* START Supplied records *

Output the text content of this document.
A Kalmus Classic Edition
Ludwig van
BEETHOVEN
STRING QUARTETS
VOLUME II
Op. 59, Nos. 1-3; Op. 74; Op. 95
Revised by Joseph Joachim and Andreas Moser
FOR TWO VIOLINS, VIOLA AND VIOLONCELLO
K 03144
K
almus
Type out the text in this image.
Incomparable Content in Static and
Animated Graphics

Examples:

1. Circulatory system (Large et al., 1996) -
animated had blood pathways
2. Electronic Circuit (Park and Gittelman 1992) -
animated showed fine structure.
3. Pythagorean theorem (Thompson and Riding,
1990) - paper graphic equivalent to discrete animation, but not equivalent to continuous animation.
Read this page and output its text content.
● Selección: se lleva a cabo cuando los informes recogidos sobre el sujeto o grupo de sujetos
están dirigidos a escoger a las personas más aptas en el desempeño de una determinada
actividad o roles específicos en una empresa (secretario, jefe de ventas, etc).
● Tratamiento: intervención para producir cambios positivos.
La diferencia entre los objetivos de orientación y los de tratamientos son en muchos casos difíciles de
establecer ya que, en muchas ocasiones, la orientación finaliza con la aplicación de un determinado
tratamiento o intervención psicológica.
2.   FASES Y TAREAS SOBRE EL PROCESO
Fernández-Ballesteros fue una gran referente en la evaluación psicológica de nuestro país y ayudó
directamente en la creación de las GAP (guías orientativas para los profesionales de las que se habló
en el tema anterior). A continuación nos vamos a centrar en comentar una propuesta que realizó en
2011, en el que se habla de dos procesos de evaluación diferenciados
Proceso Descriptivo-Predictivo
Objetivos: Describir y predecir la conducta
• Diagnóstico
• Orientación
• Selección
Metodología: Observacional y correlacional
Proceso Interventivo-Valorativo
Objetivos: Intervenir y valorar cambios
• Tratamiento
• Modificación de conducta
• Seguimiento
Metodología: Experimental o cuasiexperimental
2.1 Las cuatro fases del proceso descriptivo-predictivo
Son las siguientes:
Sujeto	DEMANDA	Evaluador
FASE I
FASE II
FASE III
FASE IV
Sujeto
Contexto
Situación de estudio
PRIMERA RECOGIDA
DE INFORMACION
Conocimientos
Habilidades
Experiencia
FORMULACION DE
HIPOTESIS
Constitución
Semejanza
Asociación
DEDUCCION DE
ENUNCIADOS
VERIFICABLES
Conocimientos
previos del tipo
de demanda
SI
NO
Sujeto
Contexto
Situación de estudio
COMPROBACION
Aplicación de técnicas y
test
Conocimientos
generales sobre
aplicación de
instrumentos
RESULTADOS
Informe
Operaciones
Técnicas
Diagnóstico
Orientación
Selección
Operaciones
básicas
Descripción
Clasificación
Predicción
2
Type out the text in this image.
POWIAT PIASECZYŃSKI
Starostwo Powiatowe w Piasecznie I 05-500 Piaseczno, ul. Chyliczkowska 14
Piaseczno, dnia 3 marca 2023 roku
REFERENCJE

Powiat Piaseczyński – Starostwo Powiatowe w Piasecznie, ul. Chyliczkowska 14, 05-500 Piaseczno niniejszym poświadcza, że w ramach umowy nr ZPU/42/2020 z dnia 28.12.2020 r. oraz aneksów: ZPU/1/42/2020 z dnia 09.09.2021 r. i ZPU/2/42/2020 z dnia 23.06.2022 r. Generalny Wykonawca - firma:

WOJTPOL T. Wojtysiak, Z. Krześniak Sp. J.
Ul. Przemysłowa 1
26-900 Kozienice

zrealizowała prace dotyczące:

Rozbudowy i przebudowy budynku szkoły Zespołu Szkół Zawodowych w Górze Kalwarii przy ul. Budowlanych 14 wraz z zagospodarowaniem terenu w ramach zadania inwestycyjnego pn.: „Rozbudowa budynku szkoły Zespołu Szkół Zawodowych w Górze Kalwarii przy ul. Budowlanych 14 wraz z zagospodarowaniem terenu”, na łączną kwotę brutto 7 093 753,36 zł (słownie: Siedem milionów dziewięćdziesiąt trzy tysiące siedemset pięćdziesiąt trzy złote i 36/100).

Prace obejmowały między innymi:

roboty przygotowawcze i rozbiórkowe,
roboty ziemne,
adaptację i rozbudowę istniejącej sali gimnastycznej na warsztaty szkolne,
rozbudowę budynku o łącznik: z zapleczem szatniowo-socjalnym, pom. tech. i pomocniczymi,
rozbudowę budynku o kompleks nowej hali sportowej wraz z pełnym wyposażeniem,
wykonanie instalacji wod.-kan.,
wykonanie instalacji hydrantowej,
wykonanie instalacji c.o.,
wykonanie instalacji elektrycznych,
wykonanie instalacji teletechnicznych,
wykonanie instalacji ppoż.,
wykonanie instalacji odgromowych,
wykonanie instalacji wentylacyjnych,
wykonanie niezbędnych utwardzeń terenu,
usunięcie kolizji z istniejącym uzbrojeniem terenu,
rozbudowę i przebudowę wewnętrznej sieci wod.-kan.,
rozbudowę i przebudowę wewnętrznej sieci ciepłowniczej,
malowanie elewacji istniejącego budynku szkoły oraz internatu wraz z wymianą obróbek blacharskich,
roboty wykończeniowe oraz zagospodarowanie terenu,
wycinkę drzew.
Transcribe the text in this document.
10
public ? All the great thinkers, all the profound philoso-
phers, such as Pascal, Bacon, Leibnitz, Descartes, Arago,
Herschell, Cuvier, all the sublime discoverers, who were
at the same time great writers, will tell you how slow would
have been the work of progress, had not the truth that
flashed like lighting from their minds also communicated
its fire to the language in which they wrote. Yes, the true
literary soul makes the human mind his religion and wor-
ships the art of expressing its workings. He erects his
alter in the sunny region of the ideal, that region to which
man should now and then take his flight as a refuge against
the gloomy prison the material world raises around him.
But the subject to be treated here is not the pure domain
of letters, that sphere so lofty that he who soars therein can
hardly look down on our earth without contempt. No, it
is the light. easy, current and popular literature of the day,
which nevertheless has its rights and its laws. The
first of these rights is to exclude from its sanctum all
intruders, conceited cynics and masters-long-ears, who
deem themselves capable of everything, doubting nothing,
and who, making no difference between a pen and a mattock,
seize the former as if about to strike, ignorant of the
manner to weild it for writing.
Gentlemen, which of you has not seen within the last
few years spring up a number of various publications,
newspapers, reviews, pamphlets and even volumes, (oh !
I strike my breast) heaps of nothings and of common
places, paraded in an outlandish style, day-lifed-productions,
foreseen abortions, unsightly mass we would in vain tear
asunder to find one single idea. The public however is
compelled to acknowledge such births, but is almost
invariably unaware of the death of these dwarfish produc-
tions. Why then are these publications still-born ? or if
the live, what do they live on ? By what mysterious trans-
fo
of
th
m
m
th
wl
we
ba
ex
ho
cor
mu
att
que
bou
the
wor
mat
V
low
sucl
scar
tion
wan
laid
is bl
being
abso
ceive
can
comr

* END Supplied records *

The exercise:
Give the number of lines in the records above that contain the word "conducta". Reply with that number alone.

In response:
2